→ **WRITTEN REQUEST**: Repeat the listing below in full, exactly as it stands.

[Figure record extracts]
┏━━
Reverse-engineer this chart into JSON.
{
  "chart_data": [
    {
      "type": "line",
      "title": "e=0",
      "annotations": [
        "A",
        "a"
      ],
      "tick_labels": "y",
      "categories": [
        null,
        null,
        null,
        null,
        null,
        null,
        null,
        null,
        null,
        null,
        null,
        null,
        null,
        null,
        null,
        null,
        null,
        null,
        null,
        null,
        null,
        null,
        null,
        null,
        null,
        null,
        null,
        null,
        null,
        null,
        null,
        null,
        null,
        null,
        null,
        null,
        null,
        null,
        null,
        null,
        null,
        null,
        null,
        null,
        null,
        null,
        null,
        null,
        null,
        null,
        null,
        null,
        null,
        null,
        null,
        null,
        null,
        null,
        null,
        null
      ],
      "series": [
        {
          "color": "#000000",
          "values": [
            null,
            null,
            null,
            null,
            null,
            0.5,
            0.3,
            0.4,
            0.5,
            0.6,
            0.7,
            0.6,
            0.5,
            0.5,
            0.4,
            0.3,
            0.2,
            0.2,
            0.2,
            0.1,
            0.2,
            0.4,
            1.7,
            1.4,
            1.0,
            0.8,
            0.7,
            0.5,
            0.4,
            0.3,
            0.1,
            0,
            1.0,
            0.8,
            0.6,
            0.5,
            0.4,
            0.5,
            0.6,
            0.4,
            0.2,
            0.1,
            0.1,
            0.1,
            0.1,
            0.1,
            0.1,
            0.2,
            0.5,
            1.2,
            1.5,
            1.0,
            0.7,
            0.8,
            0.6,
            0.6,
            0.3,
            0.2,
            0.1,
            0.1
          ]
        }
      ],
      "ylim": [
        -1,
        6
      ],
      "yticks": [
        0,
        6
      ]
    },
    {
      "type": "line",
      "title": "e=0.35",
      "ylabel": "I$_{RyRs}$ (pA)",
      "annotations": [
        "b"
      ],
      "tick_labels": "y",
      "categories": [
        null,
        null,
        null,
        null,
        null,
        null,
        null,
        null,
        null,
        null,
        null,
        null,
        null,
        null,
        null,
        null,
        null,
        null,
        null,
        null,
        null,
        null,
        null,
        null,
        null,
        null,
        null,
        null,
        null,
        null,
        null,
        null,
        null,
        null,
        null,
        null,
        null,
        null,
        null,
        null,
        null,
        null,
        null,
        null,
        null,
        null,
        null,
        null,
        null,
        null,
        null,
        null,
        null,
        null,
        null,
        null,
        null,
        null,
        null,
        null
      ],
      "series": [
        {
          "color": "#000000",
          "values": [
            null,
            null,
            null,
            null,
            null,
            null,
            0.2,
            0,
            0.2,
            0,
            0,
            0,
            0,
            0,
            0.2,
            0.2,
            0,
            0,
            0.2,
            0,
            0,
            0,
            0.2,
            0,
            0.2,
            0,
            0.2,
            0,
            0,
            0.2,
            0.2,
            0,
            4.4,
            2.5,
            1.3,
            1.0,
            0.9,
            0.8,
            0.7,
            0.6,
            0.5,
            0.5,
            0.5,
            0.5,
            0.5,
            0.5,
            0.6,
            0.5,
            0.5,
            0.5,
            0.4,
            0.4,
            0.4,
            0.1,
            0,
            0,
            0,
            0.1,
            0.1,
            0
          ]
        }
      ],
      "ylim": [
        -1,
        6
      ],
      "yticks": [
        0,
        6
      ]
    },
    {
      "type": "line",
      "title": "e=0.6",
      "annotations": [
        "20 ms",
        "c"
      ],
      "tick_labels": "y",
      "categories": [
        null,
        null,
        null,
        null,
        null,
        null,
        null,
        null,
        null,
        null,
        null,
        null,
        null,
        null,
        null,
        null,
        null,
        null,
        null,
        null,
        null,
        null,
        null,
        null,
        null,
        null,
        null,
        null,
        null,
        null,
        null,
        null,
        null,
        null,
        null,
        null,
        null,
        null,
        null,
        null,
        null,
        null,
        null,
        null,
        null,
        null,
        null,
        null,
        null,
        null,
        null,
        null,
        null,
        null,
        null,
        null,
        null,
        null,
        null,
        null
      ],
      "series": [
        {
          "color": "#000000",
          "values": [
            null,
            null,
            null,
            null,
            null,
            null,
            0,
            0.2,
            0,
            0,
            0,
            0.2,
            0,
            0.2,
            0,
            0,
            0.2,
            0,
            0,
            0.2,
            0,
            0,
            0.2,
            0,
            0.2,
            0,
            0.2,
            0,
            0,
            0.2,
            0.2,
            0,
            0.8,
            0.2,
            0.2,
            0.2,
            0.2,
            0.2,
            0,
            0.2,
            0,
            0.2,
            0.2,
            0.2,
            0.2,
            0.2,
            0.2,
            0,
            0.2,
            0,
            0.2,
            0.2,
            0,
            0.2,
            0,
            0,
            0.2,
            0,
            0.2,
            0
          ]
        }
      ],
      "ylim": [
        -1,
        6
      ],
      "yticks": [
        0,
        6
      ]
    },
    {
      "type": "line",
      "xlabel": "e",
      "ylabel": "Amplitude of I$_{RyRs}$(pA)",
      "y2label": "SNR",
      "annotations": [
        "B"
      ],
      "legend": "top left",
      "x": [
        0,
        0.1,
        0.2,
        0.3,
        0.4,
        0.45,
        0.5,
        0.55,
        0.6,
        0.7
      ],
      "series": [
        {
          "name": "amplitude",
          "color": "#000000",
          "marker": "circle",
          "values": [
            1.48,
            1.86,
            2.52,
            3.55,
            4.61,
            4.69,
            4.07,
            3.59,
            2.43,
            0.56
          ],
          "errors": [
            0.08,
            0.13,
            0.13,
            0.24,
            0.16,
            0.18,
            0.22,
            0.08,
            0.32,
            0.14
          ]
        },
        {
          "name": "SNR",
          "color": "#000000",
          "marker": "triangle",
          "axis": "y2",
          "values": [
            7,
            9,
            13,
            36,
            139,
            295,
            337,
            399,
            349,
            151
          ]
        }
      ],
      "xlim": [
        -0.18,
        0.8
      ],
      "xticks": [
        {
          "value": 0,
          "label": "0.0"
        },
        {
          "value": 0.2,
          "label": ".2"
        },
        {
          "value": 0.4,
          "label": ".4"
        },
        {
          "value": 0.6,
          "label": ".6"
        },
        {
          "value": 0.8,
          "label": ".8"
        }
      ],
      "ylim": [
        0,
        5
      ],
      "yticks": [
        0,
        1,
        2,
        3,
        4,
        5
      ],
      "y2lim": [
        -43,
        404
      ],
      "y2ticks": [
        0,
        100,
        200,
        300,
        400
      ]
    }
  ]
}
┗━━
→ **WRITTEN REPLY**:
Reverse-engineer this chart into JSON.
{
  "chart_data": [
    {
      "type": "line",
      "title": "e=0",
      "annotations": [
        "A",
        "a"
      ],
      "tick_labels": "y",
      "categories": [
        null,
        null,
        null,
        null,
        null,
        null,
        null,
        null,
        null,
        null,
        null,
        null,
        null,
        null,
        null,
        null,
        null,
        null,
        null,
        null,
        null,
        null,
        null,
        null,
        null,
        null,
        null,
        null,
        null,
        null,
        null,
        null,
        null,
        null,
        null,
        null,
        null,
        null,
        null,
        null,
        null,
        null,
        null,
        null,
        null,
        null,
        null,
        null,
        null,
        null,
        null,
        null,
        null,
        null,
        null,
        null,
        null,
        null,
        null,
        null
      ],
      "series": [
        {
          "color": "#000000",
          "values": [
            null,
            null,
            null,
            null,
            null,
            0.5,
            0.3,
            0.4,
            0.5,
            0.6,
            0.7,
            0.6,
            0.5,
            0.5,
            0.4,
            0.3,
            0.2,
            0.2,
            0.2,
            0.1,
            0.2,
            0.4,
            1.7,
            1.4,
            1.0,
            0.8,
            0.7,
            0.5,
            0.4,
            0.3,
            0.1,
            0,
            1.0,
            0.8,
            0.6,
            0.5,
            0.4,
            0.5,
            0.6,
            0.4,
            0.2,
            0.1,
            0.1,
            0.1,
            0.1,
            0.1,
            0.1,
            0.2,
            0.5,
            1.2,
            1.5,
            1.0,
            0.7,
            0.8,
            0.6,
            0.6,
            0.3,
            0.2,
            0.1,
            0.1
          ]
        }
      ],
      "ylim": [
        -1,
        6
      ],
      "yticks": [
        0,
        6
      ]
    },
    {
      "type": "line",
      "title": "e=0.35",
      "ylabel": "I$_{RyRs}$ (pA)",
      "annotations": [
        "b"
      ],
      "tick_labels": "y",
      "categories": [
        null,
        null,
        null,
        null,
        null,
        null,
        null,
        null,
        null,
        null,
        null,
        null,
        null,
        null,
        null,
        null,
        null,
        null,
        null,
        null,
        null,
        null,
        null,
        null,
        null,
        null,
        null,
        null,
        null,
        null,
        null,
        null,
        null,
        null,
        null,
        null,
        null,
        null,
        null,
        null,
        null,
        null,
        null,
        null,
        null,
        null,
        null,
        null,
        null,
        null,
        null,
        null,
        null,
        null,
        null,
        null,
        null,
        null,
        null,
        null
      ],
      "series": [
        {
          "color": "#000000",
          "values": [
            null,
            null,
            null,
            null,
            null,
            null,
            0.2,
            0,
            0.2,
            0,
            0,
            0,
            0,
            0,
            0.2,
            0.2,
            0,
            0,
            0.2,
            0,
            0,
            0,
            0.2,
            0,
            0.2,
            0,
            0.2,
            0,
            0,
            0.2,
            0.2,
            0,
            4.4,
            2.5,
            1.3,
            1.0,
            0.9,
            0.8,
            0.7,
            0.6,
            0.5,
            0.5,
            0.5,
            0.5,
            0.5,
            0.5,
            0.6,
            0.5,
            0.5,
            0.5,
            0.4,
            0.4,
            0.4,
            0.1,
            0,
            0,
            0,
            0.1,
            0.1,
            0
          ]
        }
      ],
      "ylim": [
        -1,
        6
      ],
      "yticks": [
        0,
        6
      ]
    },
    {
      "type": "line",
      "title": "e=0.6",
      "annotations": [
        "20 ms",
        "c"
      ],
      "tick_labels": "y",
      "categories": [
        null,
        null,
        null,
        null,
        null,
        null,
        null,
        null,
        null,
        null,
        null,
        null,
        null,
        null,
        null,
        null,
        null,
        null,
        null,
        null,
        null,
        null,
        null,
        null,
        null,
        null,
        null,
        null,
        null,
        null,
        null,
        null,
        null,
        null,
        null,
        null,
        null,
        null,
        null,
        null,
        null,
        null,
        null,
        null,
        null,
        null,
        null,
        null,
        null,
        null,
        null,
        null,
        null,
        null,
        null,
        null,
        null,
        null,
        null,
        null
      ],
      "series": [
        {
          "color": "#000000",
          "values": [
            null,
            null,
            null,
            null,
            null,
            null,
            0,
            0.2,
            0,
            0,
            0,
            0.2,
            0,
            0.2,
            0,
            0,
            0.2,
            0,
            0,
            0.2,
            0,
            0,
            0.2,
            0,
            0.2,
            0,
            0.2,
            0,
            0,
            0.2,
            0.2,
            0,
            0.8,
            0.2,
            0.2,
            0.2,
            0.2,
            0.2,
            0,
            0.2,
            0,
            0.2,
            0.2,
            0.2,
            0.2,
            0.2,
            0.2,
            0,
            0.2,
            0,
            0.2,
            0.2,
            0,
            0.2,
            0,
            0,
            0.2,
            0,
            0.2,
            0
          ]
        }
      ],
      "ylim": [
        -1,
        6
      ],
      "yticks": [
        0,
        6
      ]
    },
    {
      "type": "line",
      "xlabel": "e",
      "ylabel": "Amplitude of I$_{RyRs}$(pA)",
      "y2label": "SNR",
      "annotations": [
        "B"
      ],
      "legend": "top left",
      "x": [
        0,
        0.1,
        0.2,
        0.3,
        0.4,
        0.45,
        0.5,
        0.55,
        0.6,
        0.7
      ],
      "series": [
        {
          "name": "amplitude",
          "color": "#000000",
          "marker": "circle",
          "values": [
            1.48,
            1.86,
            2.52,
            3.55,
            4.61,
            4.69,
            4.07,
            3.59,
            2.43,
            0.56
          ],
          "errors": [
            0.08,
            0.13,
            0.13,
            0.24,
            0.16,
            0.18,
            0.22,
            0.08,
            0.32,
            0.14
          ]
        },
        {
          "name": "SNR",
          "color": "#000000",
          "marker": "triangle",
          "axis": "y2",
          "values": [
            7,
            9,
            13,
            36,
            139,
            295,
            337,
            399,
            349,
            151
          ]
        }
      ],
      "xlim": [
        -0.18,
        0.8
      ],
      "xticks": [
        {
          "value": 0,
          "label": "0.0"
        },
        {
          "value": 0.2,
          "label": ".2"
        },
        {
          "value": 0.4,
          "label": ".4"
        },
        {
          "value": 0.6,
          "label": ".6"
        },
        {
          "value": 0.8,
          "label": ".8"
        }
      ],
      "ylim": [
        0,
        5
      ],
      "yticks": [
        0,
        1,
        2,
        3,
        4,
        5
      ],
      "y2lim": [
        -43,
        404
      ],
      "y2ticks": [
        0,
        100,
        200,
        300,
        400
      ]
    }
  ]
}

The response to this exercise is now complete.